*Your task*
Drop every picture, then transcribe the remaining data exactly.

※ ※ ※

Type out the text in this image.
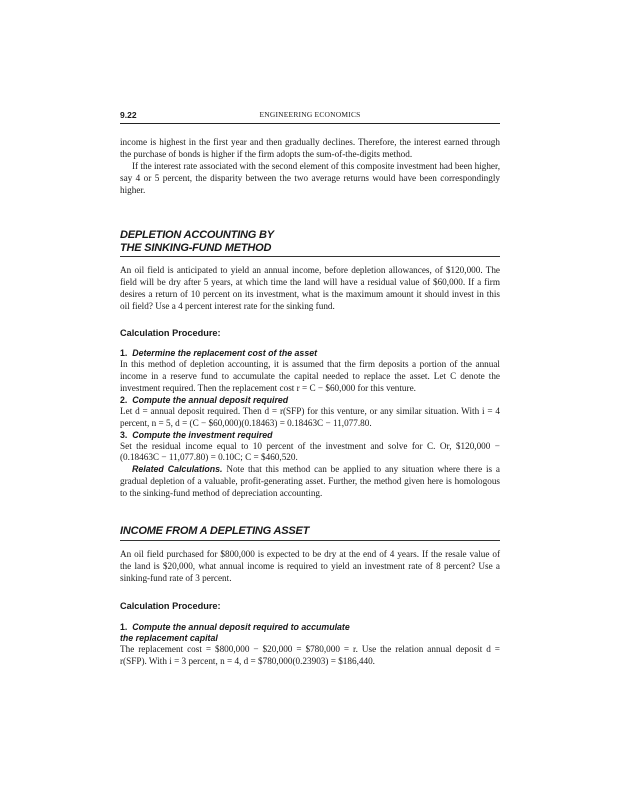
9.22	ENGINEERING ECONOMICS

income is highest in the first year and then gradually declines. Therefore, the interest earned through the purchase of bonds is higher if the firm adopts the sum-of-the-digits method.

If the interest rate associated with the second element of this composite investment had been higher, say 4 or 5 percent, the disparity between the two average returns would have been correspondingly higher.

DEPLETION ACCOUNTING BY
THE SINKING-FUND METHOD

An oil field is anticipated to yield an annual income, before depletion allowances, of $120,000. The field will be dry after 5 years, at which time the land will have a residual value of $60,000. If a firm desires a return of 10 percent on its investment, what is the maximum amount it should invest in this oil field? Use a 4 percent interest rate for the sinking fund.

Calculation Procedure:
1. Determine the replacement cost of the asset

In this method of depletion accounting, it is assumed that the firm deposits a portion of the annual income in a reserve fund to accumulate the capital needed to replace the asset. Let C denote the investment required. Then the replacement cost r = C − $60,000 for this venture.

2. Compute the annual deposit required

Let d = annual deposit required. Then d = r(SFP) for this venture, or any similar situation. With i = 4 percent, n = 5, d = (C − $60,000)(0.18463) = 0.18463C − 11,077.80.

3. Compute the investment required

Set the residual income equal to 10 percent of the investment and solve for C. Or, $120,000 − (0.18463C − 11,077.80) = 0.10C; C = $460,520.

Related Calculations. Note that this method can be applied to any situation where there is a gradual depletion of a valuable, profit-generating asset. Further, the method given here is homologous to the sinking-fund method of depreciation accounting.

INCOME FROM A DEPLETING ASSET

An oil field purchased for $800,000 is expected to be dry at the end of 4 years. If the resale value of the land is $20,000, what annual income is required to yield an investment rate of 8 percent? Use a sinking-fund rate of 3 percent.

Calculation Procedure:
1. Compute the annual deposit required to accumulate
the replacement capital

The replacement cost = $800,000 − $20,000 = $780,000 = r. Use the relation annual deposit d = r(SFP). With i = 3 percent, n = 4, d = $780,000(0.23903) = $186,440.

※ ※ ※

*Expected output*
Type out the text in this image.
9.22	ENGINEERING ECONOMICS

income is highest in the first year and then gradually declines. Therefore, the interest earned through the purchase of bonds is higher if the firm adopts the sum-of-the-digits method.

If the interest rate associated with the second element of this composite investment had been higher, say 4 or 5 percent, the disparity between the two average returns would have been correspondingly higher.

DEPLETION ACCOUNTING BY
THE SINKING-FUND METHOD

An oil field is anticipated to yield an annual income, before depletion allowances, of $120,000. The field will be dry after 5 years, at which time the land will have a residual value of $60,000. If a firm desires a return of 10 percent on its investment, what is the maximum amount it should invest in this oil field? Use a 4 percent interest rate for the sinking fund.

Calculation Procedure:
1. Determine the replacement cost of the asset

In this method of depletion accounting, it is assumed that the firm deposits a portion of the annual income in a reserve fund to accumulate the capital needed to replace the asset. Let C denote the investment required. Then the replacement cost r = C − $60,000 for this venture.

2. Compute the annual deposit required

Let d = annual deposit required. Then d = r(SFP) for this venture, or any similar situation. With i = 4 percent, n = 5, d = (C − $60,000)(0.18463) = 0.18463C − 11,077.80.

3. Compute the investment required

Set the residual income equal to 10 percent of the investment and solve for C. Or, $120,000 − (0.18463C − 11,077.80) = 0.10C; C = $460,520.

Related Calculations. Note that this method can be applied to any situation where there is a gradual depletion of a valuable, profit-generating asset. Further, the method given here is homologous to the sinking-fund method of depreciation accounting.

INCOME FROM A DEPLETING ASSET

An oil field purchased for $800,000 is expected to be dry at the end of 4 years. If the resale value of the land is $20,000, what annual income is required to yield an investment rate of 8 percent? Use a sinking-fund rate of 3 percent.

Calculation Procedure:
1. Compute the annual deposit required to accumulate
the replacement capital

The replacement cost = $800,000 − $20,000 = $780,000 = r. Use the relation annual deposit d = r(SFP). With i = 3 percent, n = 4, d = $780,000(0.23903) = $186,440.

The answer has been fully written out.